Each line from the one that holds "What text is on this page?" to the end of the records is to be retyped exactly. Pictures are not part of the copy.

[Dataset entries]
^^^^^^^^

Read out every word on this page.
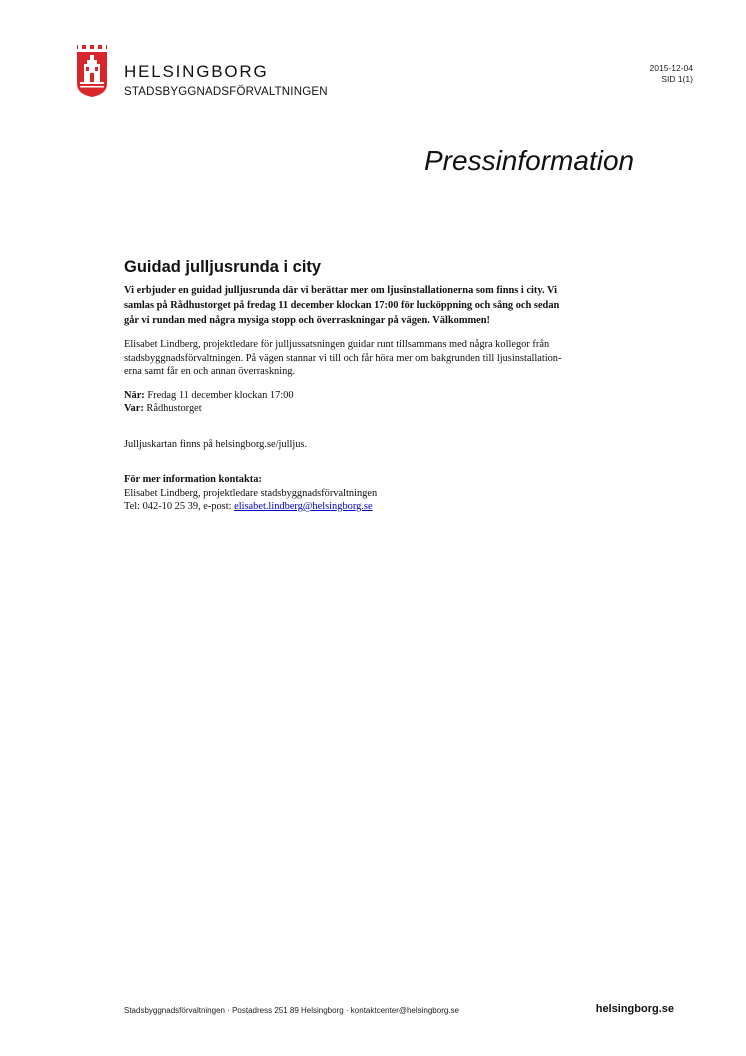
HELSINGBORG
STADSBYGGNADSFÖRVALTNINGEN
2015-12-04
SID 1(1)
Pressinformation
Guidad julljusrunda i city

Vi erbjuder en guidad julljusrunda där vi berättar mer om ljusinstallationerna som finns i city. Vi
samlas på Rådhustorget på fredag 11 december klockan 17:00 för lucköppning och sång och sedan
går vi rundan med några mysiga stopp och överraskningar på vägen. Välkommen!

Elisabet Lindberg, projektledare för julljussatsningen guidar runt tillsammans med några kollegor från
stadsbyggnadsförvaltningen. På vägen stannar vi till och får höra mer om bakgrunden till ljusinstallation-
erna samt får en och annan överraskning.

När: Fredag 11 december klockan 17:00
Var: Rådhustorget

Julljuskartan finns på helsingborg.se/julljus.

För mer information kontakta:
Elisabet Lindberg, projektledare stadsbyggnadsförvaltningen
Tel: 042-10 25 39, e-post: elisabet.lindberg@helsingborg.se

Stadsbyggnadsförvaltningen · Postadress 251 89 Helsingborg · kontaktcenter@helsingborg.se	helsingborg.se
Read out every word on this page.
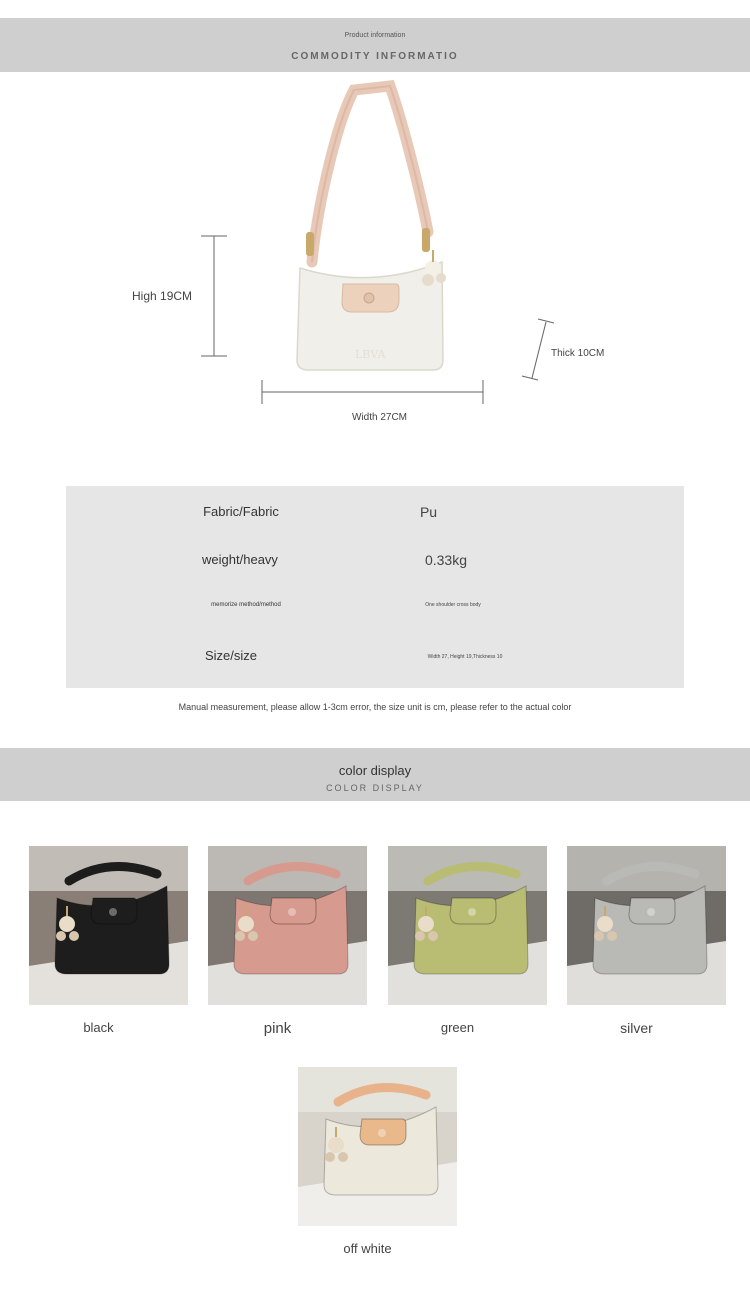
Product information
COMMODITY INFORMATIO
LBVA
High 19CM
Thick 10CM
Width 27CM
Fabric/Fabric	Pu
weight/heavy	0.33kg
memorize method/method	One shoulder cross body
Size/size	Width 27, Height 19,Thickness 10
Manual measurement, please allow 1-3cm error, the size unit is cm, please refer to the actual color
color display
COLOR DISPLAY
black	pink	green	silver
off white
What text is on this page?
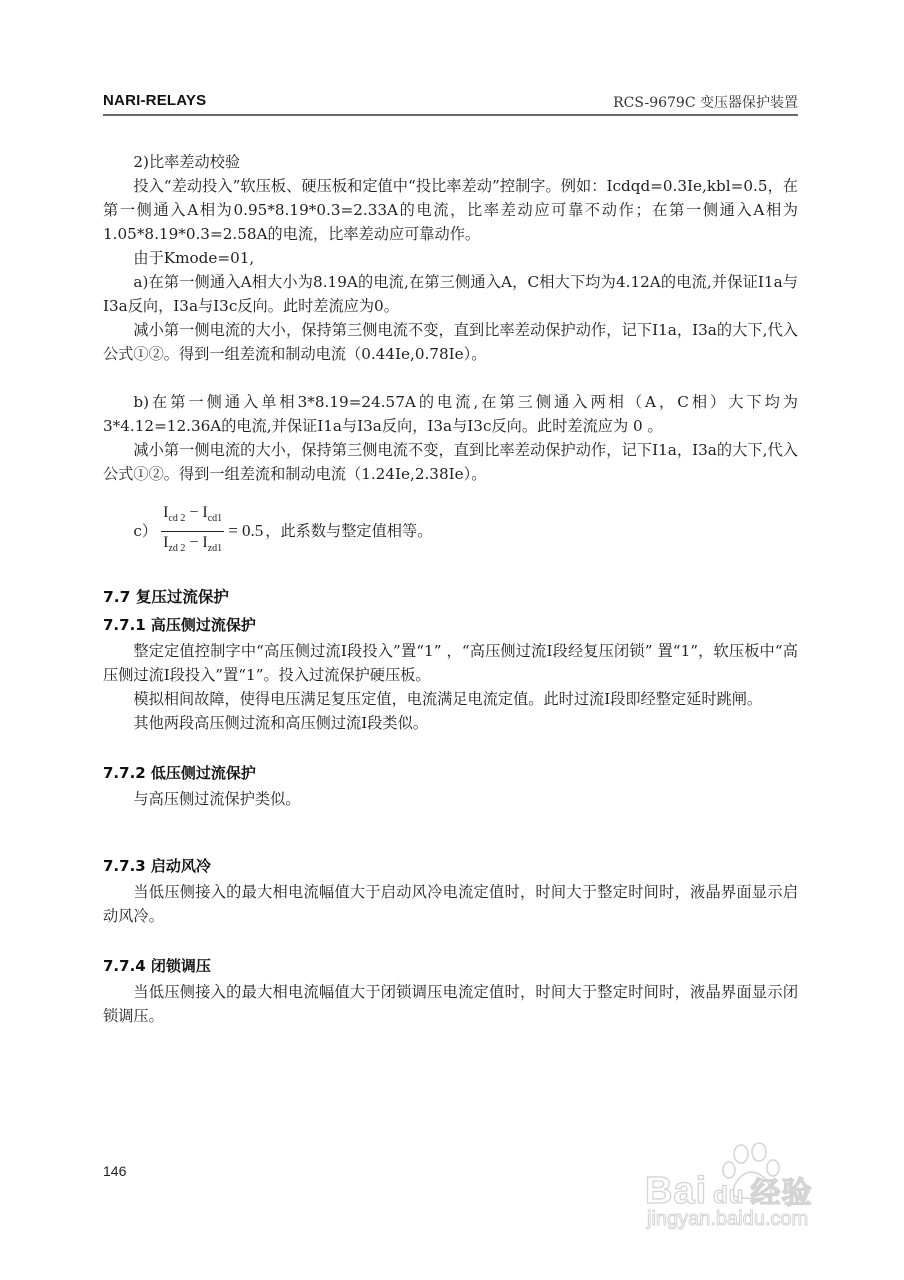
NARI-RELAYS	RCS-9679C 变压器保护装置

2)比率差动校验

投入“差动投入”软压板、硬压板和定值中“投比率差动”控制字。例如：Icdqd=0.3Ie,kbl=0.5，在第一侧通入A相为0.95*8.19*0.3=2.33A的电流，比率差动应可靠不动作；在第一侧通入A相为1.05*8.19*0.3=2.58A的电流，比率差动应可靠动作。

由于Kmode=01,

a)在第一侧通入A相大小为8.19A的电流,在第三侧通入A，C相大下均为4.12A的电流,并保证I1a与I3a反向，I3a与I3c反向。此时差流应为0。

减小第一侧电流的大小，保持第三侧电流不变，直到比率差动保护动作，记下I1a，I3a的大下,代入公式①②。得到一组差流和制动电流（0.44Ie,0.78Ie）。

b)在第一侧通入单相3*8.19=24.57A的电流,在第三侧通入两相（A，C相）大下均为3*4.12=12.36A的电流,并保证I1a与I3a反向，I3a与I3c反向。此时差流应为 0 。

减小第一侧电流的大小，保持第三侧电流不变，直到比率差动保护动作，记下I1a，I3a的大下,代入公式①②。得到一组差流和制动电流（1.24Ie,2.38Ie）。

$c) \frac{I_{cd 2} - I_{cd1}}{I_{zd 2} - I_{zd1}} = 0.5$ ，此系数与整定值相等。

7.7 复压过流保护

7.7.1 高压侧过流保护

整定定值控制字中“高压侧过流Ⅰ段投入”置“1” ，“高压侧过流Ⅰ段经复压闭锁” 置“1”，软压板中“高压侧过流Ⅰ段投入”置“1”。投入过流保护硬压板。

模拟相间故障，使得电压满足复压定值，电流满足电流定值。此时过流Ⅰ段即经整定延时跳闸。

其他两段高压侧过流和高压侧过流Ⅰ段类似。

7.7.2 低压侧过流保护

与高压侧过流保护类似。

7.7.3 启动风冷

当低压侧接入的最大相电流幅值大于启动风冷电流定值时，时间大于整定时间时，液晶界面显示启动风冷。

7.7.4 闭锁调压

当低压侧接入的最大相电流幅值大于闭锁调压电流定值时，时间大于整定时间时，液晶界面显示闭锁调压。

146	Bai du 经验
jingyan.baidu.com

^^^^^^^^

** Completed exercise **
What text is on this page?
NARI-RELAYS	RCS-9679C 变压器保护装置

2)比率差动校验

投入“差动投入”软压板、硬压板和定值中“投比率差动”控制字。例如：Icdqd=0.3Ie,kbl=0.5，在第一侧通入A相为0.95*8.19*0.3=2.33A的电流，比率差动应可靠不动作；在第一侧通入A相为1.05*8.19*0.3=2.58A的电流，比率差动应可靠动作。

由于Kmode=01,

a)在第一侧通入A相大小为8.19A的电流,在第三侧通入A，C相大下均为4.12A的电流,并保证I1a与I3a反向，I3a与I3c反向。此时差流应为0。

减小第一侧电流的大小，保持第三侧电流不变，直到比率差动保护动作，记下I1a，I3a的大下,代入公式①②。得到一组差流和制动电流（0.44Ie,0.78Ie）。

b)在第一侧通入单相3*8.19=24.57A的电流,在第三侧通入两相（A，C相）大下均为3*4.12=12.36A的电流,并保证I1a与I3a反向，I3a与I3c反向。此时差流应为 0 。

减小第一侧电流的大小，保持第三侧电流不变，直到比率差动保护动作，记下I1a，I3a的大下,代入公式①②。得到一组差流和制动电流（1.24Ie,2.38Ie）。

$c) \frac{I_{cd 2} - I_{cd1}}{I_{zd 2} - I_{zd1}} = 0.5$ ，此系数与整定值相等。

7.7 复压过流保护

7.7.1 高压侧过流保护

整定定值控制字中“高压侧过流Ⅰ段投入”置“1” ，“高压侧过流Ⅰ段经复压闭锁” 置“1”，软压板中“高压侧过流Ⅰ段投入”置“1”。投入过流保护硬压板。

模拟相间故障，使得电压满足复压定值，电流满足电流定值。此时过流Ⅰ段即经整定延时跳闸。

其他两段高压侧过流和高压侧过流Ⅰ段类似。

7.7.2 低压侧过流保护

与高压侧过流保护类似。

7.7.3 启动风冷

当低压侧接入的最大相电流幅值大于启动风冷电流定值时，时间大于整定时间时，液晶界面显示启动风冷。

7.7.4 闭锁调压

当低压侧接入的最大相电流幅值大于闭锁调压电流定值时，时间大于整定时间时，液晶界面显示闭锁调压。

146	Bai du 经验
jingyan.baidu.com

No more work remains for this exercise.